> [EXERCISE TEXT]:
▼

But despite all this reverse engineering, there was/is no good explanation for how the generator point $G$ was selected. Because of how the other parameters were chosen, pretty much any point on the curve could have been used as $G$, so why not something "normal looking"?

Well, there still isn't a great answer for this. In fact, even more questions arose when Gregory Maxwell discovered the point $G/2$ has an anomalously small $x$-coordinate, as he describes here. This $x$-coordinate is basically the same in $G/2$ for every secp___k1 curve, which implies there was a common initial $x$-coordinate point that was slightly altered and then doubled to get $G$ for each curve. The value is ~160 bits, which means it could be a SHA1 output.

This only adds to the mystery, since the "doubling" was never documented, doesn't seem necessary, and we don't know this SHA1 preimage. Regardless, the actual choice of $G$ doesn't affect the security of the curve in any way, but it does allow a very interesting "trick" in ECDSA.

As you may know, the first step in ECDSA is to choose an integer $k$ to get the $x$ coordinate of $k\times G$ (this is $r$).

But with a toy private key, the property of $G$ we just discussed tells us that setting $k=1/2\pmod n$ will make the $r$ value equal the $x$-coordinate of $G/2$, which has an impossibly large number of zeroes—far more zeroes than you would get with any brute-force method.

Solving the puzzle

At this point, we can finally take a look at the CTF. As you can see, users submit bytecode that returns a valid msg hash + signature for a given private key. The challenge hardcodes a different s value for everyone, and requires that the r value has 9 leading zero bytes.

1
// SPDX-License-Identifier: Unlicense
2
pragma solidity ^0.8.17;
3

4
contract TinySig is IPuzzle {
5
    // This is the address you get by using the private key `0x1`. For this
6
    // challenge, make sure you do not use *your own* private key (other than to
7
    // initiate the `solve` transaction of course). You only need to use the
8
    // private key `0x1` for signing things.

▲

Saved entries
▼

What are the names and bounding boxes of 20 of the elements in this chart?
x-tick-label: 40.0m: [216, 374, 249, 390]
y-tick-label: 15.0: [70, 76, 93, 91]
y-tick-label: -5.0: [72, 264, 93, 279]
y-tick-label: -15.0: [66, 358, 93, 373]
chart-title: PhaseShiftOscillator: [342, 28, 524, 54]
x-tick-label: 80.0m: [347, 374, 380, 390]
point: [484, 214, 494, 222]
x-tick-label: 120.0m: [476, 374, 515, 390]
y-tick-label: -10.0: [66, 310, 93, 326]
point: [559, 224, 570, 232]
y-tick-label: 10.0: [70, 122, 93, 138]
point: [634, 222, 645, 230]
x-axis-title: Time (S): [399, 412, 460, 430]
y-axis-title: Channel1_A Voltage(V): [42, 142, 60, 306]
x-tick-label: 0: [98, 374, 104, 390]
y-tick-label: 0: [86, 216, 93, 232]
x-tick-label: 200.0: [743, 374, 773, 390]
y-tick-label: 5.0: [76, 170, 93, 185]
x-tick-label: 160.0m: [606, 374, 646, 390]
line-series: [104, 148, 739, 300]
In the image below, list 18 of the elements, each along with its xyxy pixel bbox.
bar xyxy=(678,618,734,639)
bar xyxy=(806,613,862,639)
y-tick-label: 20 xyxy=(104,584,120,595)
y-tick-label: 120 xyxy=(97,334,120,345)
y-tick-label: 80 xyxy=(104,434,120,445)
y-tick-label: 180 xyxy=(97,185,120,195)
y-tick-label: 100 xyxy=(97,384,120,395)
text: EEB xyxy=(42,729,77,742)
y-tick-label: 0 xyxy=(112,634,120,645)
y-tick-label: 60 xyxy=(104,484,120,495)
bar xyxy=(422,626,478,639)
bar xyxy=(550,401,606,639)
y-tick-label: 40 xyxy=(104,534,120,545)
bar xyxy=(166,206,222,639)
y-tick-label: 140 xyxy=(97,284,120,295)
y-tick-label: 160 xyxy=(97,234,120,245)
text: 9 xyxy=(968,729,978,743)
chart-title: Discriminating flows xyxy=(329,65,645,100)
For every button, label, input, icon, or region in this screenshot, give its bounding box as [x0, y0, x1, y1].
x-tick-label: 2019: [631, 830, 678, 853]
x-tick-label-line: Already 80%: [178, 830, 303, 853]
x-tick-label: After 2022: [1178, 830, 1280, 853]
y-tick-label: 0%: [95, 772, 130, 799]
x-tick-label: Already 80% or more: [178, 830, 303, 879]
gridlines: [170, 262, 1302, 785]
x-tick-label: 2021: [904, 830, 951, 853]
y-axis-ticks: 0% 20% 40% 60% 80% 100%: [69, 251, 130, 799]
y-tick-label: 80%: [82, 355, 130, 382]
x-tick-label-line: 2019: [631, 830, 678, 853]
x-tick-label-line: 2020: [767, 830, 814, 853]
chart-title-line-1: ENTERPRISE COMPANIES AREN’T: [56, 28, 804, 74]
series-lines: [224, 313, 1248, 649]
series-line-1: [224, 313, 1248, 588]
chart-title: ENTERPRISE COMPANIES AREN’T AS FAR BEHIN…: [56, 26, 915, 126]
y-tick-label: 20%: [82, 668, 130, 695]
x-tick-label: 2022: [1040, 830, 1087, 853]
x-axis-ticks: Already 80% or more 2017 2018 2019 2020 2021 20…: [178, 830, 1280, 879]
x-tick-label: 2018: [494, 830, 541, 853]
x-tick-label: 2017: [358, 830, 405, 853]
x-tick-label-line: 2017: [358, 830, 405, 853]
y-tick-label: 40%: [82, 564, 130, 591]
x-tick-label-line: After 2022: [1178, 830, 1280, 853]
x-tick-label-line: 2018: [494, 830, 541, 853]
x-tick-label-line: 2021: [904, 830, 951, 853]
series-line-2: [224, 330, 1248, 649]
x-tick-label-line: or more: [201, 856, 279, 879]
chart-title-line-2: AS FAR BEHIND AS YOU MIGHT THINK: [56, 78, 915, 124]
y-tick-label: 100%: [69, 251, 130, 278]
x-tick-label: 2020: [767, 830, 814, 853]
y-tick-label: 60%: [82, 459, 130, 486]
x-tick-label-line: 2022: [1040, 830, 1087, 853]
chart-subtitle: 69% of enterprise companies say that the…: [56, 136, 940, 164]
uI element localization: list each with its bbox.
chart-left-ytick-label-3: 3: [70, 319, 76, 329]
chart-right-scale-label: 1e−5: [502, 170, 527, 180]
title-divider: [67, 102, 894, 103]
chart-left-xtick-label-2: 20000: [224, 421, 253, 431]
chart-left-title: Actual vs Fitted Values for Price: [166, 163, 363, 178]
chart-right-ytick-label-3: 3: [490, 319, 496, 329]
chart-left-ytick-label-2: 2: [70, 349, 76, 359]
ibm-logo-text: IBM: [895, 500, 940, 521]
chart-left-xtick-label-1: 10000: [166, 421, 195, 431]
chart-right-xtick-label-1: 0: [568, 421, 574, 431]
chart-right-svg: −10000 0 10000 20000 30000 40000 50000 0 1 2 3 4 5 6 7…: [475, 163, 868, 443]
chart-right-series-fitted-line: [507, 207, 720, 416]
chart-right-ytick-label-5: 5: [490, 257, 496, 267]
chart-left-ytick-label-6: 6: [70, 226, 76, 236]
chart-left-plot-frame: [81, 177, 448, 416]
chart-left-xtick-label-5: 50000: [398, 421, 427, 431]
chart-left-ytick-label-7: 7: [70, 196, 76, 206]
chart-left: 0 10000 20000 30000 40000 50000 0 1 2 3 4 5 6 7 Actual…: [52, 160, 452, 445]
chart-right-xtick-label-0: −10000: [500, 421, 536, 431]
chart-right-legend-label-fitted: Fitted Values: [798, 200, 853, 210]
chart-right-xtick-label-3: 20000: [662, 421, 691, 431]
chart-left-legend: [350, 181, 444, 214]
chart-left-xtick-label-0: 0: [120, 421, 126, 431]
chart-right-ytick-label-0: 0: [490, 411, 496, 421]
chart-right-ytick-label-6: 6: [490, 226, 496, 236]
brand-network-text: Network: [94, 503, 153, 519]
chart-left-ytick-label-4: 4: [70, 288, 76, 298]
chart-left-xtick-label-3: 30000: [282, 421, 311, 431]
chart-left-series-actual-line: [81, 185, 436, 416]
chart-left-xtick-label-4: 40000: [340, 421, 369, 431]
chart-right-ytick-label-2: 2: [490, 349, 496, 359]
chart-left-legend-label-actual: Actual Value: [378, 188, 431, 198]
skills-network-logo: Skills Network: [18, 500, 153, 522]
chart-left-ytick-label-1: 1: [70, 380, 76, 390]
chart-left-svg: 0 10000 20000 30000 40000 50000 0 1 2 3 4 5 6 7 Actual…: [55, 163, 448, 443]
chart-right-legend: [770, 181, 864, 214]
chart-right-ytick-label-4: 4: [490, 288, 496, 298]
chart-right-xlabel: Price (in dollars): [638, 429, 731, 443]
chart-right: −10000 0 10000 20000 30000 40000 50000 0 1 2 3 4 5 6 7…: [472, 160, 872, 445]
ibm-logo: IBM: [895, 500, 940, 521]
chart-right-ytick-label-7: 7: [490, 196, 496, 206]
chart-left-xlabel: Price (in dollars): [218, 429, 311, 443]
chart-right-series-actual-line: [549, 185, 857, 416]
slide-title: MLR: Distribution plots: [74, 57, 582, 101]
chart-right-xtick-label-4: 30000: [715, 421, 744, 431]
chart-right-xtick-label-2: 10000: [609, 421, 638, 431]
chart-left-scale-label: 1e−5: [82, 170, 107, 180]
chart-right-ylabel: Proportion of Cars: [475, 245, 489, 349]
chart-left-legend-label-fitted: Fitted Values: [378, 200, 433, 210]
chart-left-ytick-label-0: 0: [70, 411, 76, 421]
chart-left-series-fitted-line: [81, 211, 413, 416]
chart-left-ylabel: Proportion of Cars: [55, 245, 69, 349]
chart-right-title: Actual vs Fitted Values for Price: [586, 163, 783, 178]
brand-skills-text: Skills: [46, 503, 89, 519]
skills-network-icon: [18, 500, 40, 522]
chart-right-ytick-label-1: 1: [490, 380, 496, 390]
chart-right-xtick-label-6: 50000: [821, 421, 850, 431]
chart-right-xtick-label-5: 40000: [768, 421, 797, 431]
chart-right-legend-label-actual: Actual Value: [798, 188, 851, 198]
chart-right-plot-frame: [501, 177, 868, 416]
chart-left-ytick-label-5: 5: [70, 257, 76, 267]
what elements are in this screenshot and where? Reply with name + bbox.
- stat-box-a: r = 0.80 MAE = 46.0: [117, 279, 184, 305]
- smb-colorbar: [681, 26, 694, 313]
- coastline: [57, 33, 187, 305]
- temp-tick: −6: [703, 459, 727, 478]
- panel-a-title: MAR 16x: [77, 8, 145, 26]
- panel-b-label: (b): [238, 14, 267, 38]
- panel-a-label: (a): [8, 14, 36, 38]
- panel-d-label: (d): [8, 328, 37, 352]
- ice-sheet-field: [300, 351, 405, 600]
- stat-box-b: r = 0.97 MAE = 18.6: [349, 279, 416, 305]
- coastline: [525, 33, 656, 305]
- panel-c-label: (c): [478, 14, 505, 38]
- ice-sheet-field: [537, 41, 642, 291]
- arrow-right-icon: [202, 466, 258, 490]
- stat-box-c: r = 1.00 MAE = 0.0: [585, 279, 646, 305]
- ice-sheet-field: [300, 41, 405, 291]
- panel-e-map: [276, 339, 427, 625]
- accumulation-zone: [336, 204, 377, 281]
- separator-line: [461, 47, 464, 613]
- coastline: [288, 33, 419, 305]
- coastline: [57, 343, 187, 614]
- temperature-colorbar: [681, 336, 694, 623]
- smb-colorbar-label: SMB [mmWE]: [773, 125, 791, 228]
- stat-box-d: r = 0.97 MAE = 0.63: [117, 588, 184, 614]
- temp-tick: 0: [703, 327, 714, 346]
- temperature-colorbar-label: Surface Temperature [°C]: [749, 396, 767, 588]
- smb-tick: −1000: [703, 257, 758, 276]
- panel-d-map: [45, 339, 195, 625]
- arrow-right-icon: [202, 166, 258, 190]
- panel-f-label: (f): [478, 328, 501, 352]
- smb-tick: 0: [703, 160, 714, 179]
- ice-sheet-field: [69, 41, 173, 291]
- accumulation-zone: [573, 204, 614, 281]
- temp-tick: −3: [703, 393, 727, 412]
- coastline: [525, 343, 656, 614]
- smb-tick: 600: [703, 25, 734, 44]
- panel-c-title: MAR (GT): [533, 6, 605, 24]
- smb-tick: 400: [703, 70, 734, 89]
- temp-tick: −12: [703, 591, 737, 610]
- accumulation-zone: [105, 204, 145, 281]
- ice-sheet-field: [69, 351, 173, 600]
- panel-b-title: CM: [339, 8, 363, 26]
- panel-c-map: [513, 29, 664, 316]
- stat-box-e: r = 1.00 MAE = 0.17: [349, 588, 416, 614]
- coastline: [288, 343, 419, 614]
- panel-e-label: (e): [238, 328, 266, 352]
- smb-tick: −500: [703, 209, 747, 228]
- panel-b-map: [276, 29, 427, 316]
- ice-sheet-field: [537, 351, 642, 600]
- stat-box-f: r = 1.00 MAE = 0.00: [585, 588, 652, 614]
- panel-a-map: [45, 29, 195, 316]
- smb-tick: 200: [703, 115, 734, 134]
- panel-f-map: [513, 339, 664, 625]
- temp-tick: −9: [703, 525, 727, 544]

▲

> [QUESTIONS TO ANSWER]:
A. Copy the generator-point passage from "At this point, we" up to and including "leading zero bytes.".
B. Which reasons does the generator-point passage give for why the finding "only adds to the mystery"? List each one.
C. How would you translate this sentence from the generator-point passage into Spanish: "The value is ~160 bits, which means it could be a SHA1 output."

> [RESPONSES IN ORDER]:
A.
At this point, we can finally take a look at the CTF. As you can see, users submit bytecode that returns a valid msg hash + signature for a given private key. The challenge hardcodes a different s value for everyone, and requires that the r value has 9 leading zero bytes.

B.
- The "doubling" was never documented.
- The doubling doesn't seem necessary.
- We don't know this SHA1 preimage.

C. El valor es de ~160 bits, lo que significa que podría ser una salida de SHA1.